Your objective: Take all the material and copy it exactly.

- - -

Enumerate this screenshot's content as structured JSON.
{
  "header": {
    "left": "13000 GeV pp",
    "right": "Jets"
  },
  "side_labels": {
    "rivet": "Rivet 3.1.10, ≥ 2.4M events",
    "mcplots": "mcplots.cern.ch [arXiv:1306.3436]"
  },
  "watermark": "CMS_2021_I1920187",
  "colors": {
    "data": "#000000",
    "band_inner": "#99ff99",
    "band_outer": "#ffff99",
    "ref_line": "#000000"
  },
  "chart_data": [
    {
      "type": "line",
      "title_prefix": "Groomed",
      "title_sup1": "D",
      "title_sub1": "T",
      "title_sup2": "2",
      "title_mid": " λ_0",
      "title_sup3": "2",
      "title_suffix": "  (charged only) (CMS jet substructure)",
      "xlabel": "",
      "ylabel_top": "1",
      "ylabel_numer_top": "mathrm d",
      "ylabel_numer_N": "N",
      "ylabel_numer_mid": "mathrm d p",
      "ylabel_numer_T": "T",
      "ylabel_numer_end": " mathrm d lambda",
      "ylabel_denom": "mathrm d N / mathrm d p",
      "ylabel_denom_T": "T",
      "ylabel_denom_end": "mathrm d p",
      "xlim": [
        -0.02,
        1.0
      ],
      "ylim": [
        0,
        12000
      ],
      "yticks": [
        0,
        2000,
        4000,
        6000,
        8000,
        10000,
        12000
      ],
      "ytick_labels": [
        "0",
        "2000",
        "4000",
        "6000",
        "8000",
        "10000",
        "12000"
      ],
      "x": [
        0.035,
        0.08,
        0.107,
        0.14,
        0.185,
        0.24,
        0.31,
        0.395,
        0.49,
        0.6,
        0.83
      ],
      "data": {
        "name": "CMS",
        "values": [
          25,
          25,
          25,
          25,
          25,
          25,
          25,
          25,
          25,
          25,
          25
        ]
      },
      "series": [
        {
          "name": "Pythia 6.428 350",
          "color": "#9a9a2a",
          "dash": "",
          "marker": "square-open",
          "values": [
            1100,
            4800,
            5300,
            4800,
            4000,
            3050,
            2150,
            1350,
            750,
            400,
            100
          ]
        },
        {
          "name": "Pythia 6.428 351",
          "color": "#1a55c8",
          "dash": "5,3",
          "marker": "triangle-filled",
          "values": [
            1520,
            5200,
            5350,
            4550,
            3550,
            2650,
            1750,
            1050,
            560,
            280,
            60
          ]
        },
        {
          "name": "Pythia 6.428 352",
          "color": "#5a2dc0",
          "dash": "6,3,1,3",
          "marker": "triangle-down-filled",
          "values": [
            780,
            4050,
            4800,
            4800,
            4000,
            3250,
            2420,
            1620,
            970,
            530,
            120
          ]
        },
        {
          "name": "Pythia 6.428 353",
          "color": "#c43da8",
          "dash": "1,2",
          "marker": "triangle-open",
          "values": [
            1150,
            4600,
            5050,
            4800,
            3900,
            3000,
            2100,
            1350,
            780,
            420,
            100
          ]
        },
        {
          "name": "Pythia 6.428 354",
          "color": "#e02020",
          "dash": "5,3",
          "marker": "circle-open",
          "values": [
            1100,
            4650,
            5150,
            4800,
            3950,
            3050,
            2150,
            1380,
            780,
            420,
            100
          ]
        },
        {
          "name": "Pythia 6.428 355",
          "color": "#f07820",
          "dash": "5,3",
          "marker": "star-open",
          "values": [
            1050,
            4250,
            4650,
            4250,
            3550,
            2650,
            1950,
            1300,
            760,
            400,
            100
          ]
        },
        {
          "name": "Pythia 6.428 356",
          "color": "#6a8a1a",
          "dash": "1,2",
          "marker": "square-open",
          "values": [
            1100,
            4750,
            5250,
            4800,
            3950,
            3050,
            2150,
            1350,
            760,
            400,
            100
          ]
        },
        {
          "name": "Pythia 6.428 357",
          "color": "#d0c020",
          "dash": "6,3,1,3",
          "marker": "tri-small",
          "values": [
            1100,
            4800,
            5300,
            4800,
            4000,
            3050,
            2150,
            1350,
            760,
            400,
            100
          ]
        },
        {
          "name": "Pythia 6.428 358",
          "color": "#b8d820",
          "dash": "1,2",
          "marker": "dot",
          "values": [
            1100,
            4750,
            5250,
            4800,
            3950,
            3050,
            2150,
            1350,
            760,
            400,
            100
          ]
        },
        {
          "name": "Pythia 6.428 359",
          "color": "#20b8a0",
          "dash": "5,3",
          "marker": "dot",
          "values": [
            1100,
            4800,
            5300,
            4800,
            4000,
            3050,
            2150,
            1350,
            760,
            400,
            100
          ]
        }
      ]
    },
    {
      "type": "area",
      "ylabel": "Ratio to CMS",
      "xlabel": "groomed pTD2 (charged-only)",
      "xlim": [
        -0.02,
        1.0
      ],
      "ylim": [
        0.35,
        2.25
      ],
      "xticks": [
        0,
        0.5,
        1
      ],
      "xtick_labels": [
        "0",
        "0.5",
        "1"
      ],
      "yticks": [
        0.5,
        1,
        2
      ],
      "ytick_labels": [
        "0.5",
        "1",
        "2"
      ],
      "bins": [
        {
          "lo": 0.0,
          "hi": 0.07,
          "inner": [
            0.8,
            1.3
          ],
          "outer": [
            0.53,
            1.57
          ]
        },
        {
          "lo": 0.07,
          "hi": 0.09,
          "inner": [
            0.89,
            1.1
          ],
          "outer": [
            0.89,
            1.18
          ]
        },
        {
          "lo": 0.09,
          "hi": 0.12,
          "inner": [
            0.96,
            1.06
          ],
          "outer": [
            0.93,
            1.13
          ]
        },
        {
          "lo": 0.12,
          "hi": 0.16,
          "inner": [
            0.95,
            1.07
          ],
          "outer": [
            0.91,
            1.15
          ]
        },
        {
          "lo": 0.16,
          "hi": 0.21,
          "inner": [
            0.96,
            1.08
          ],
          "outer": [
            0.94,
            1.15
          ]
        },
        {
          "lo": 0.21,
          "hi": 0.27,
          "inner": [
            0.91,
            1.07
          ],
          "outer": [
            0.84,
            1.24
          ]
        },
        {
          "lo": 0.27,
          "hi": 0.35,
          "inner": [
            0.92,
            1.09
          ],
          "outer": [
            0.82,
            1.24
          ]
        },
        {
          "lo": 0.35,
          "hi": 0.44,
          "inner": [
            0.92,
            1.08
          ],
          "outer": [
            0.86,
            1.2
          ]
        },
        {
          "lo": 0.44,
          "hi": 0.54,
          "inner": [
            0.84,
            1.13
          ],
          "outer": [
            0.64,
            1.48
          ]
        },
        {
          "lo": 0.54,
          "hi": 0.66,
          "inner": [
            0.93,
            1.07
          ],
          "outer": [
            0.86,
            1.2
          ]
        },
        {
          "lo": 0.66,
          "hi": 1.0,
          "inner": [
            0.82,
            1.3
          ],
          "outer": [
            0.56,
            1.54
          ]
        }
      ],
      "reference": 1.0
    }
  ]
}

- - -

Answer to the problem:
Enumerate this screenshot's content as structured JSON.
{
  "header": {
    "left": "13000 GeV pp",
    "right": "Jets"
  },
  "side_labels": {
    "rivet": "Rivet 3.1.10, ≥ 2.4M events",
    "mcplots": "mcplots.cern.ch [arXiv:1306.3436]"
  },
  "watermark": "CMS_2021_I1920187",
  "colors": {
    "data": "#000000",
    "band_inner": "#99ff99",
    "band_outer": "#ffff99",
    "ref_line": "#000000"
  },
  "chart_data": [
    {
      "type": "line",
      "title_prefix": "Groomed",
      "title_sup1": "D",
      "title_sub1": "T",
      "title_sup2": "2",
      "title_mid": " λ_0",
      "title_sup3": "2",
      "title_suffix": "  (charged only) (CMS jet substructure)",
      "xlabel": "",
      "ylabel_top": "1",
      "ylabel_numer_top": "mathrm d",
      "ylabel_numer_N": "N",
      "ylabel_numer_mid": "mathrm d p",
      "ylabel_numer_T": "T",
      "ylabel_numer_end": " mathrm d lambda",
      "ylabel_denom": "mathrm d N / mathrm d p",
      "ylabel_denom_T": "T",
      "ylabel_denom_end": "mathrm d p",
      "xlim": [
        -0.02,
        1.0
      ],
      "ylim": [
        0,
        12000
      ],
      "yticks": [
        0,
        2000,
        4000,
        6000,
        8000,
        10000,
        12000
      ],
      "ytick_labels": [
        "0",
        "2000",
        "4000",
        "6000",
        "8000",
        "10000",
        "12000"
      ],
      "x": [
        0.035,
        0.08,
        0.107,
        0.14,
        0.185,
        0.24,
        0.31,
        0.395,
        0.49,
        0.6,
        0.83
      ],
      "data": {
        "name": "CMS",
        "values": [
          25,
          25,
          25,
          25,
          25,
          25,
          25,
          25,
          25,
          25,
          25
        ]
      },
      "series": [
        {
          "name": "Pythia 6.428 350",
          "color": "#9a9a2a",
          "dash": "",
          "marker": "square-open",
          "values": [
            1100,
            4800,
            5300,
            4800,
            4000,
            3050,
            2150,
            1350,
            750,
            400,
            100
          ]
        },
        {
          "name": "Pythia 6.428 351",
          "color": "#1a55c8",
          "dash": "5,3",
          "marker": "triangle-filled",
          "values": [
            1520,
            5200,
            5350,
            4550,
            3550,
            2650,
            1750,
            1050,
            560,
            280,
            60
          ]
        },
        {
          "name": "Pythia 6.428 352",
          "color": "#5a2dc0",
          "dash": "6,3,1,3",
          "marker": "triangle-down-filled",
          "values": [
            780,
            4050,
            4800,
            4800,
            4000,
            3250,
            2420,
            1620,
            970,
            530,
            120
          ]
        },
        {
          "name": "Pythia 6.428 353",
          "color": "#c43da8",
          "dash": "1,2",
          "marker": "triangle-open",
          "values": [
            1150,
            4600,
            5050,
            4800,
            3900,
            3000,
            2100,
            1350,
            780,
            420,
            100
          ]
        },
        {
          "name": "Pythia 6.428 354",
          "color": "#e02020",
          "dash": "5,3",
          "marker": "circle-open",
          "values": [
            1100,
            4650,
            5150,
            4800,
            3950,
            3050,
            2150,
            1380,
            780,
            420,
            100
          ]
        },
        {
          "name": "Pythia 6.428 355",
          "color": "#f07820",
          "dash": "5,3",
          "marker": "star-open",
          "values": [
            1050,
            4250,
            4650,
            4250,
            3550,
            2650,
            1950,
            1300,
            760,
            400,
            100
          ]
        },
        {
          "name": "Pythia 6.428 356",
          "color": "#6a8a1a",
          "dash": "1,2",
          "marker": "square-open",
          "values": [
            1100,
            4750,
            5250,
            4800,
            3950,
            3050,
            2150,
            1350,
            760,
            400,
            100
          ]
        },
        {
          "name": "Pythia 6.428 357",
          "color": "#d0c020",
          "dash": "6,3,1,3",
          "marker": "tri-small",
          "values": [
            1100,
            4800,
            5300,
            4800,
            4000,
            3050,
            2150,
            1350,
            760,
            400,
            100
          ]
        },
        {
          "name": "Pythia 6.428 358",
          "color": "#b8d820",
          "dash": "1,2",
          "marker": "dot",
          "values": [
            1100,
            4750,
            5250,
            4800,
            3950,
            3050,
            2150,
            1350,
            760,
            400,
            100
          ]
        },
        {
          "name": "Pythia 6.428 359",
          "color": "#20b8a0",
          "dash": "5,3",
          "marker": "dot",
          "values": [
            1100,
            4800,
            5300,
            4800,
            4000,
            3050,
            2150,
            1350,
            760,
            400,
            100
          ]
        }
      ]
    },
    {
      "type": "area",
      "ylabel": "Ratio to CMS",
      "xlabel": "groomed pTD2 (charged-only)",
      "xlim": [
        -0.02,
        1.0
      ],
      "ylim": [
        0.35,
        2.25
      ],
      "xticks": [
        0,
        0.5,
        1
      ],
      "xtick_labels": [
        "0",
        "0.5",
        "1"
      ],
      "yticks": [
        0.5,
        1,
        2
      ],
      "ytick_labels": [
        "0.5",
        "1",
        "2"
      ],
      "bins": [
        {
          "lo": 0.0,
          "hi": 0.07,
          "inner": [
            0.8,
            1.3
          ],
          "outer": [
            0.53,
            1.57
          ]
        },
        {
          "lo": 0.07,
          "hi": 0.09,
          "inner": [
            0.89,
            1.1
          ],
          "outer": [
            0.89,
            1.18
          ]
        },
        {
          "lo": 0.09,
          "hi": 0.12,
          "inner": [
            0.96,
            1.06
          ],
          "outer": [
            0.93,
            1.13
          ]
        },
        {
          "lo": 0.12,
          "hi": 0.16,
          "inner": [
            0.95,
            1.07
          ],
          "outer": [
            0.91,
            1.15
          ]
        },
        {
          "lo": 0.16,
          "hi": 0.21,
          "inner": [
            0.96,
            1.08
          ],
          "outer": [
            0.94,
            1.15
          ]
        },
        {
          "lo": 0.21,
          "hi": 0.27,
          "inner": [
            0.91,
            1.07
          ],
          "outer": [
            0.84,
            1.24
          ]
        },
        {
          "lo": 0.27,
          "hi": 0.35,
          "inner": [
            0.92,
            1.09
          ],
          "outer": [
            0.82,
            1.24
          ]
        },
        {
          "lo": 0.35,
          "hi": 0.44,
          "inner": [
            0.92,
            1.08
          ],
          "outer": [
            0.86,
            1.2
          ]
        },
        {
          "lo": 0.44,
          "hi": 0.54,
          "inner": [
            0.84,
            1.13
          ],
          "outer": [
            0.64,
            1.48
          ]
        },
        {
          "lo": 0.54,
          "hi": 0.66,
          "inner": [
            0.93,
            1.07
          ],
          "outer": [
            0.86,
            1.2
          ]
        },
        {
          "lo": 0.66,
          "hi": 1.0,
          "inner": [
            0.82,
            1.3
          ],
          "outer": [
            0.56,
            1.54
          ]
        }
      ],
      "reference": 1.0
    }
  ]
}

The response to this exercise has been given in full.